--- TASK DETAILS ---
Return every line of the material exactly.

Lines of data:
+++++
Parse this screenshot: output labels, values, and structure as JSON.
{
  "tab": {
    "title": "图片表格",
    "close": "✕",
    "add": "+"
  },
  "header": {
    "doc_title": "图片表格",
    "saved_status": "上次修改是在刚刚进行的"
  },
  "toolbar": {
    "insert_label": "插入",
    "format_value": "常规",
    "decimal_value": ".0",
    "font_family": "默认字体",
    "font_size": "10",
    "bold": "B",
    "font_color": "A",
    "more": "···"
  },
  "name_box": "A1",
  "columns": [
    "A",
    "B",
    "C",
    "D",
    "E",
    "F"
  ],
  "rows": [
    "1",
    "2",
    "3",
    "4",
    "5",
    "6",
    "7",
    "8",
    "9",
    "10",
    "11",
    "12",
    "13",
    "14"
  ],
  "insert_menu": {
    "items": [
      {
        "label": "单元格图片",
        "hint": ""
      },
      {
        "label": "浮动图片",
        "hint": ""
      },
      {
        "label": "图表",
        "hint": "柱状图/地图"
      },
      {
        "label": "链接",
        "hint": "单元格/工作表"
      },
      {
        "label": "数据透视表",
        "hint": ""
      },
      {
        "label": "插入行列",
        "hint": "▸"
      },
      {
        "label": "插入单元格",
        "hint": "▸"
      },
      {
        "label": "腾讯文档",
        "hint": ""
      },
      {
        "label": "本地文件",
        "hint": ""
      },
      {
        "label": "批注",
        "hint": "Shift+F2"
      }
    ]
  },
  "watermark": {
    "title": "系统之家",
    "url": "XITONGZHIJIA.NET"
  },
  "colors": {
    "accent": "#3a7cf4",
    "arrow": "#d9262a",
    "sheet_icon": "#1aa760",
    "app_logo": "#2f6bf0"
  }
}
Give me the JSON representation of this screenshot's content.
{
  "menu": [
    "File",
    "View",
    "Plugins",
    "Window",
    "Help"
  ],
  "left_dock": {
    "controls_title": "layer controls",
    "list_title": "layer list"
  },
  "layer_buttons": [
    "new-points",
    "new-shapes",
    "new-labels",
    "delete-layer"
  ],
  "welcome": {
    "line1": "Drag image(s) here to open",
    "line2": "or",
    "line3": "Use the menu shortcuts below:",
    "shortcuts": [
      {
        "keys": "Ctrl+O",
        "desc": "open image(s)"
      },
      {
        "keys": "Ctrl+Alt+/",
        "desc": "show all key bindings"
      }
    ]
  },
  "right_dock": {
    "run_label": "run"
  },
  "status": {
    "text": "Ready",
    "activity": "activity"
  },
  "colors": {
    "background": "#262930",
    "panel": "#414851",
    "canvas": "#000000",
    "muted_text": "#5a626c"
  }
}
+++++
--- SOLUTION TO THE PROBLEM ---
Parse this screenshot: output labels, values, and structure as JSON.
{
  "tab": {
    "title": "图片表格",
    "close": "✕",
    "add": "+"
  },
  "header": {
    "doc_title": "图片表格",
    "saved_status": "上次修改是在刚刚进行的"
  },
  "toolbar": {
    "insert_label": "插入",
    "format_value": "常规",
    "decimal_value": ".0",
    "font_family": "默认字体",
    "font_size": "10",
    "bold": "B",
    "font_color": "A",
    "more": "···"
  },
  "name_box": "A1",
  "columns": [
    "A",
    "B",
    "C",
    "D",
    "E",
    "F"
  ],
  "rows": [
    "1",
    "2",
    "3",
    "4",
    "5",
    "6",
    "7",
    "8",
    "9",
    "10",
    "11",
    "12",
    "13",
    "14"
  ],
  "insert_menu": {
    "items": [
      {
        "label": "单元格图片",
        "hint": ""
      },
      {
        "label": "浮动图片",
        "hint": ""
      },
      {
        "label": "图表",
        "hint": "柱状图/地图"
      },
      {
        "label": "链接",
        "hint": "单元格/工作表"
      },
      {
        "label": "数据透视表",
        "hint": ""
      },
      {
        "label": "插入行列",
        "hint": "▸"
      },
      {
        "label": "插入单元格",
        "hint": "▸"
      },
      {
        "label": "腾讯文档",
        "hint": ""
      },
      {
        "label": "本地文件",
        "hint": ""
      },
      {
        "label": "批注",
        "hint": "Shift+F2"
      }
    ]
  },
  "watermark": {
    "title": "系统之家",
    "url": "XITONGZHIJIA.NET"
  },
  "colors": {
    "accent": "#3a7cf4",
    "arrow": "#d9262a",
    "sheet_icon": "#1aa760",
    "app_logo": "#2f6bf0"
  }
}
Give me the JSON representation of this screenshot's content.
{
  "menu": [
    "File",
    "View",
    "Plugins",
    "Window",
    "Help"
  ],
  "left_dock": {
    "controls_title": "layer controls",
    "list_title": "layer list"
  },
  "layer_buttons": [
    "new-points",
    "new-shapes",
    "new-labels",
    "delete-layer"
  ],
  "welcome": {
    "line1": "Drag image(s) here to open",
    "line2": "or",
    "line3": "Use the menu shortcuts below:",
    "shortcuts": [
      {
        "keys": "Ctrl+O",
        "desc": "open image(s)"
      },
      {
        "keys": "Ctrl+Alt+/",
        "desc": "show all key bindings"
      }
    ]
  },
  "right_dock": {
    "run_label": "run"
  },
  "status": {
    "text": "Ready",
    "activity": "activity"
  },
  "colors": {
    "background": "#262930",
    "panel": "#414851",
    "canvas": "#000000",
    "muted_text": "#5a626c"
  }
}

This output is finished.